Page excerpt »
┄┄┄┄┄┄┄┄┄┄┄┄┄┄┄┄┄┄┄┄

In early 2023, the CEO of a thriving CBD company in Colorado opened their laptop to a gut punch: their bank had shut down the company’s account. No warning. No appeals. Just a dead end—and a scramble to meet payroll, pay vendors, and stay afloat.

This isn’t some fringe example. Across the U.S., thousands of legal businesses wear the “high-risk” label and are quietly excluded from basic financial services—not because of any wrongdoing, but simply the industries they operate in: cannabis, firearms, crypto, adult content. And few face steeper barriers than cannabis businesses. Even with state-level legalization and proper licensing, most are relegated to bare-bones banking. The full financial stack—lending, investing, credit cards—remains out of reach due to federal prohibition and institutional risk aversion.

The result? A $100 billion bottleneck—anchored in cannabis but rippling across crypto, firearms, and adult content. It’s a structural failure rooted in unresolved legal contradictions—perpetuating stigma, entrenching guilt by association, undermining public safety, and blocking financial inclusion. The current administration can right the system—limiting illicit behavior, bringing more activity into the open, and unlocking the economic potential trapped in regulatory purgatory.

Legal but Locked Out

These businesses aren’t operating in the shadows. They’re licensed, regulated, taxed, and often major employers. But legal status doesn’t guarantee financial access. In fact, for many of them, it comes with a penalty.

Cannabis is the clearest example. Legal in 38 states but still federally prohibited, the industry operates in a legal no man’s land. “We don’t bank marijuana companies because there’s no federal law around it. If there’s a federal law, we probably would,” said JPMorgan Chase CEO Jamie Dimon in early 2025—a rare moment of candor that makes the hesitation clear: it’s not moral; it’s legal. Credit card networks like Visa and Mastercard still won’t touch cannabis, forcing dispensaries into cash-heavy operations or “cashless ATM” workarounds—coded transactions that mimic ATM withdrawals, a tactic now drawing increased regulatory scrutiny.

┄┄┄┄┄┄┄┄┄┄┄┄┄┄┄┄┄┄┄┄

Information provided »
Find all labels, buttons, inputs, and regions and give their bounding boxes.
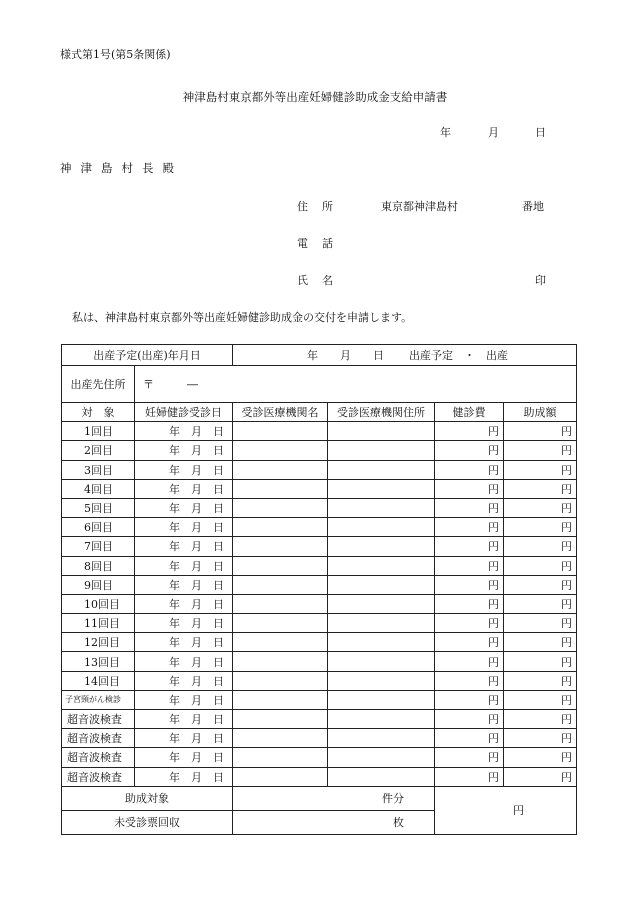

┄┄┄┄┄┄┄┄┄┄┄┄┄┄┄┄┄┄┄┄

Written request » In the passage on banking for high-risk businesses, write out the part that opens with "Legal but Locked" and closes with "increased regulatory scrutiny.", switching "dispensaries" to "retail stores". None of the material is needed here.

Task solution »
Legal but Locked Out

These businesses aren’t operating in the shadows. They’re licensed, regulated, taxed, and often major employers. But legal status doesn’t guarantee financial access. In fact, for many of them, it comes with a penalty.

Cannabis is the clearest example. Legal in 38 states but still federally prohibited, the industry operates in a legal no man’s land. “We don’t bank marijuana companies because there’s no federal law around it. If there’s a federal law, we probably would,” said JPMorgan Chase CEO Jamie Dimon in early 2025—a rare moment of candor that makes the hesitation clear: it’s not moral; it’s legal. Credit card networks like Visa and Mastercard still won’t touch cannabis, forcing retail stores into cash-heavy operations or “cashless ATM” workarounds—coded transactions that mimic ATM withdrawals, a tactic now drawing increased regulatory scrutiny.